Job: Write out the records that appear below, verbatim and complete, but without pictures.

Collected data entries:
··········
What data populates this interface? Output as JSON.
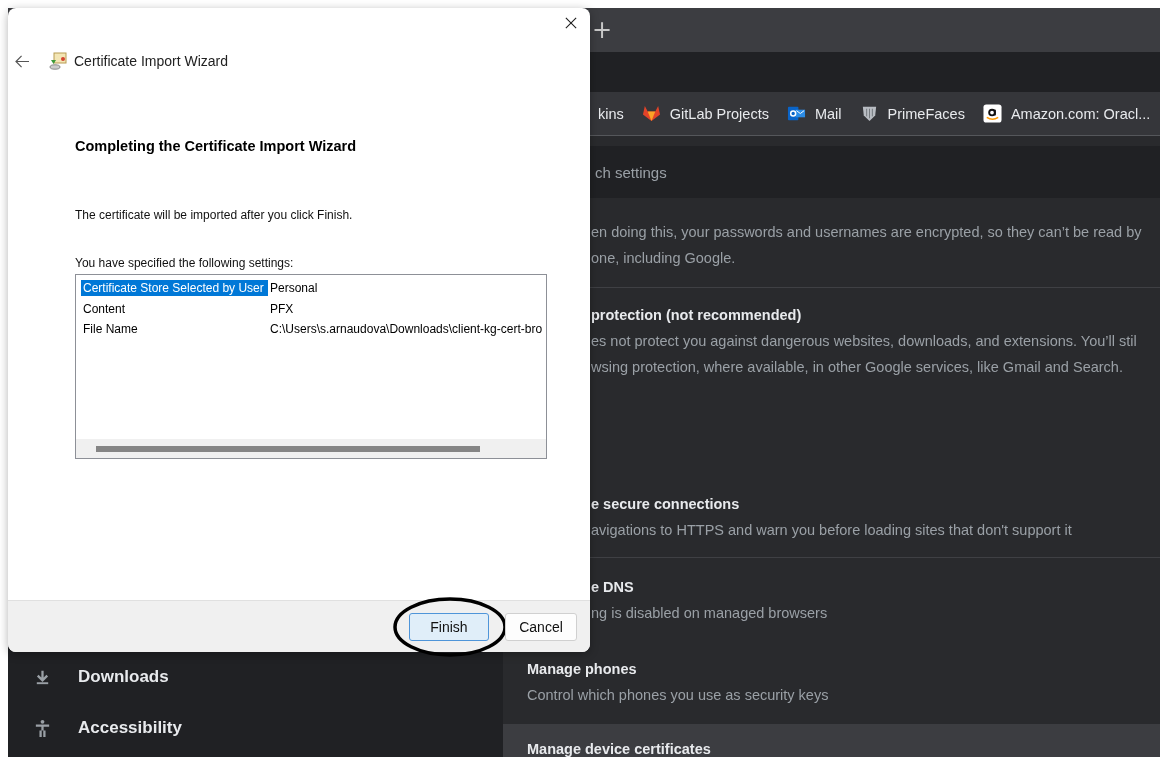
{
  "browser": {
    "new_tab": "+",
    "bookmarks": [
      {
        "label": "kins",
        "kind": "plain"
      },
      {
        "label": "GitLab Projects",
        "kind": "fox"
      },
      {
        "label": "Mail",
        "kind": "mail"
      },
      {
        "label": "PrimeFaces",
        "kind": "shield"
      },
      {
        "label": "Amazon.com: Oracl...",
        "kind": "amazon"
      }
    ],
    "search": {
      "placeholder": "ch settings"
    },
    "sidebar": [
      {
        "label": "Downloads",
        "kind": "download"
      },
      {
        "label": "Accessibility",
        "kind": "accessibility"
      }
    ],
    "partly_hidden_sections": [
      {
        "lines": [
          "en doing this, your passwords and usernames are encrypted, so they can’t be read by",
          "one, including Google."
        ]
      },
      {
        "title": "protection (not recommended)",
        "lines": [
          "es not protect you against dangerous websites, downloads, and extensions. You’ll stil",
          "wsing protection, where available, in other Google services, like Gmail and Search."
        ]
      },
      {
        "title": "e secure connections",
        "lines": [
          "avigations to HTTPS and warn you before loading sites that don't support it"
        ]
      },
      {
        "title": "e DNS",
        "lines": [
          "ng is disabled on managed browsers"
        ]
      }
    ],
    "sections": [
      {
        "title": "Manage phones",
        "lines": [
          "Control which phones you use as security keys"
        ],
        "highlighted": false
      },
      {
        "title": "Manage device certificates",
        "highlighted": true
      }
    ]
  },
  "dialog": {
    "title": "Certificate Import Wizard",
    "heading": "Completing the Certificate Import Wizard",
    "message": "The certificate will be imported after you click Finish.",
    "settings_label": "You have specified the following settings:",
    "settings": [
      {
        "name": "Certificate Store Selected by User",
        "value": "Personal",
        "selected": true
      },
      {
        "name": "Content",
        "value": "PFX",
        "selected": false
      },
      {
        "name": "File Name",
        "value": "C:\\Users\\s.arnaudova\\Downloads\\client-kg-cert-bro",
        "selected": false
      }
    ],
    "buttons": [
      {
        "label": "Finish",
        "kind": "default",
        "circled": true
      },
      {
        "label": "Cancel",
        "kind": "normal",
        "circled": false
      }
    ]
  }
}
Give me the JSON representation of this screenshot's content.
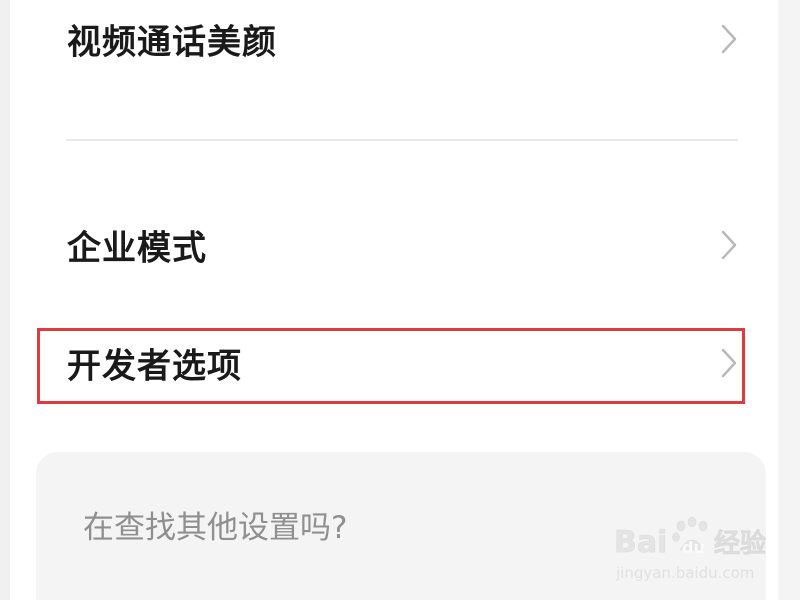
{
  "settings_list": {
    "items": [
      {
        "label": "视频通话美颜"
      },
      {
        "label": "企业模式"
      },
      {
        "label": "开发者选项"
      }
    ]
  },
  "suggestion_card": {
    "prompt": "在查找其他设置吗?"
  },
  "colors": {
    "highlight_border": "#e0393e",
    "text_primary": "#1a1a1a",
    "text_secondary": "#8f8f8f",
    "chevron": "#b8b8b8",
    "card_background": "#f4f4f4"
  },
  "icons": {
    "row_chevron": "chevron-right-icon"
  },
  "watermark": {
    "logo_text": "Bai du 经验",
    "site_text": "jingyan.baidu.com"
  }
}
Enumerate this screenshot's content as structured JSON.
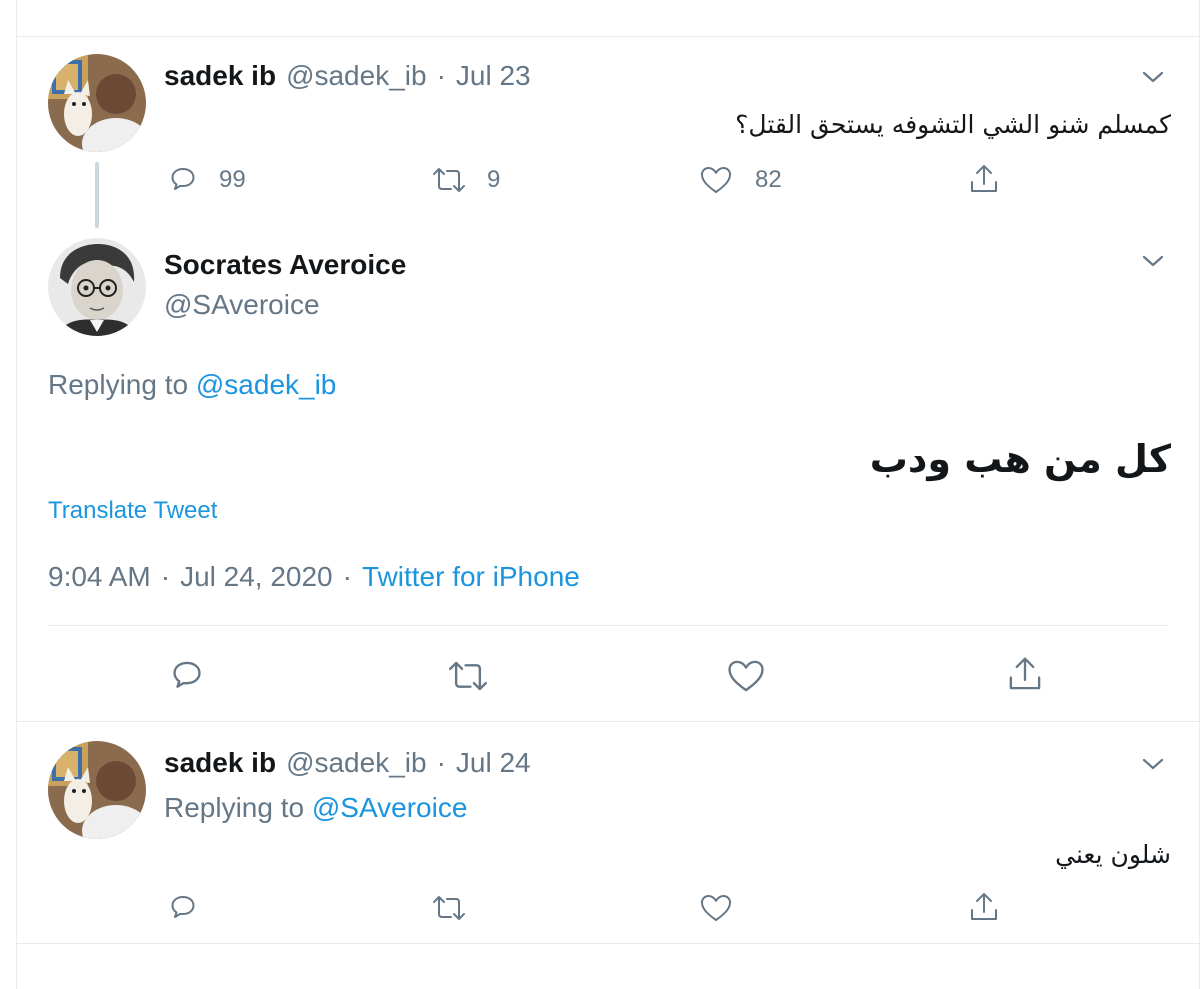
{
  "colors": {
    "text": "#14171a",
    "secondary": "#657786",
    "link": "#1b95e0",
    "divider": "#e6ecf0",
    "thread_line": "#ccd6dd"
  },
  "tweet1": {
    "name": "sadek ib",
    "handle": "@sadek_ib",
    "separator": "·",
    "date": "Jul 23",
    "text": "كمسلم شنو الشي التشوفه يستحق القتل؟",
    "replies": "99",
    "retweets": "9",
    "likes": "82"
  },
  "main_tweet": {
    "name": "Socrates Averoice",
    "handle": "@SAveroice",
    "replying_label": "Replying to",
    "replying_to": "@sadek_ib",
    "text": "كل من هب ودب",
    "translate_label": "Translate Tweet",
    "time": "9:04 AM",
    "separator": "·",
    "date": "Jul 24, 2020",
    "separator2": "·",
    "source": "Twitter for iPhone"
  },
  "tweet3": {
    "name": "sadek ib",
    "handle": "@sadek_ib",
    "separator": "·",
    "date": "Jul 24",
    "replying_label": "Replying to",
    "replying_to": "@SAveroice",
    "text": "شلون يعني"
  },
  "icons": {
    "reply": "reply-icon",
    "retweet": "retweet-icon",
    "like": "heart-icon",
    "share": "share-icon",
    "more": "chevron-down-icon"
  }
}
··········
Exercise output:
What data populates this interface? Output as JSON.
{
  "browser": {
    "new_tab": "+",
    "bookmarks": [
      {
        "label": "kins",
        "kind": "plain"
      },
      {
        "label": "GitLab Projects",
        "kind": "fox"
      },
      {
        "label": "Mail",
        "kind": "mail"
      },
      {
        "label": "PrimeFaces",
        "kind": "shield"
      },
      {
        "label": "Amazon.com: Oracl...",
        "kind": "amazon"
      }
    ],
    "search": {
      "placeholder": "ch settings"
    },
    "sidebar": [
      {
        "label": "Downloads",
        "kind": "download"
      },
      {
        "label": "Accessibility",
        "kind": "accessibility"
      }
    ],
    "partly_hidden_sections": [
      {
        "lines": [
          "en doing this, your passwords and usernames are encrypted, so they can’t be read by",
          "one, including Google."
        ]
      },
      {
        "title": "protection (not recommended)",
        "lines": [
          "es not protect you against dangerous websites, downloads, and extensions. You’ll stil",
          "wsing protection, where available, in other Google services, like Gmail and Search."
        ]
      },
      {
        "title": "e secure connections",
        "lines": [
          "avigations to HTTPS and warn you before loading sites that don't support it"
        ]
      },
      {
        "title": "e DNS",
        "lines": [
          "ng is disabled on managed browsers"
        ]
      }
    ],
    "sections": [
      {
        "title": "Manage phones",
        "lines": [
          "Control which phones you use as security keys"
        ],
        "highlighted": false
      },
      {
        "title": "Manage device certificates",
        "highlighted": true
      }
    ]
  },
  "dialog": {
    "title": "Certificate Import Wizard",
    "heading": "Completing the Certificate Import Wizard",
    "message": "The certificate will be imported after you click Finish.",
    "settings_label": "You have specified the following settings:",
    "settings": [
      {
        "name": "Certificate Store Selected by User",
        "value": "Personal",
        "selected": true
      },
      {
        "name": "Content",
        "value": "PFX",
        "selected": false
      },
      {
        "name": "File Name",
        "value": "C:\\Users\\s.arnaudova\\Downloads\\client-kg-cert-bro",
        "selected": false
      }
    ],
    "buttons": [
      {
        "label": "Finish",
        "kind": "default",
        "circled": true
      },
      {
        "label": "Cancel",
        "kind": "normal",
        "circled": false
      }
    ]
  }
}
Give me the JSON representation of this screenshot's content.
{
  "settings_list": {
    "items": [
      {
        "label": "视频通话美颜"
      },
      {
        "label": "企业模式"
      },
      {
        "label": "开发者选项"
      }
    ]
  },
  "suggestion_card": {
    "prompt": "在查找其他设置吗?"
  },
  "colors": {
    "highlight_border": "#e0393e",
    "text_primary": "#1a1a1a",
    "text_secondary": "#8f8f8f",
    "chevron": "#b8b8b8",
    "card_background": "#f4f4f4"
  },
  "icons": {
    "row_chevron": "chevron-right-icon"
  },
  "watermark": {
    "logo_text": "Bai du 经验",
    "site_text": "jingyan.baidu.com"
  }
}
Enumerate this screenshot's content as structured JSON.
{
  "colors": {
    "text": "#14171a",
    "secondary": "#657786",
    "link": "#1b95e0",
    "divider": "#e6ecf0",
    "thread_line": "#ccd6dd"
  },
  "tweet1": {
    "name": "sadek ib",
    "handle": "@sadek_ib",
    "separator": "·",
    "date": "Jul 23",
    "text": "كمسلم شنو الشي التشوفه يستحق القتل؟",
    "replies": "99",
    "retweets": "9",
    "likes": "82"
  },
  "main_tweet": {
    "name": "Socrates Averoice",
    "handle": "@SAveroice",
    "replying_label": "Replying to",
    "replying_to": "@sadek_ib",
    "text": "كل من هب ودب",
    "translate_label": "Translate Tweet",
    "time": "9:04 AM",
    "separator": "·",
    "date": "Jul 24, 2020",
    "separator2": "·",
    "source": "Twitter for iPhone"
  },
  "tweet3": {
    "name": "sadek ib",
    "handle": "@sadek_ib",
    "separator": "·",
    "date": "Jul 24",
    "replying_label": "Replying to",
    "replying_to": "@SAveroice",
    "text": "شلون يعني"
  },
  "icons": {
    "reply": "reply-icon",
    "retweet": "retweet-icon",
    "like": "heart-icon",
    "share": "share-icon",
    "more": "chevron-down-icon"
  }
}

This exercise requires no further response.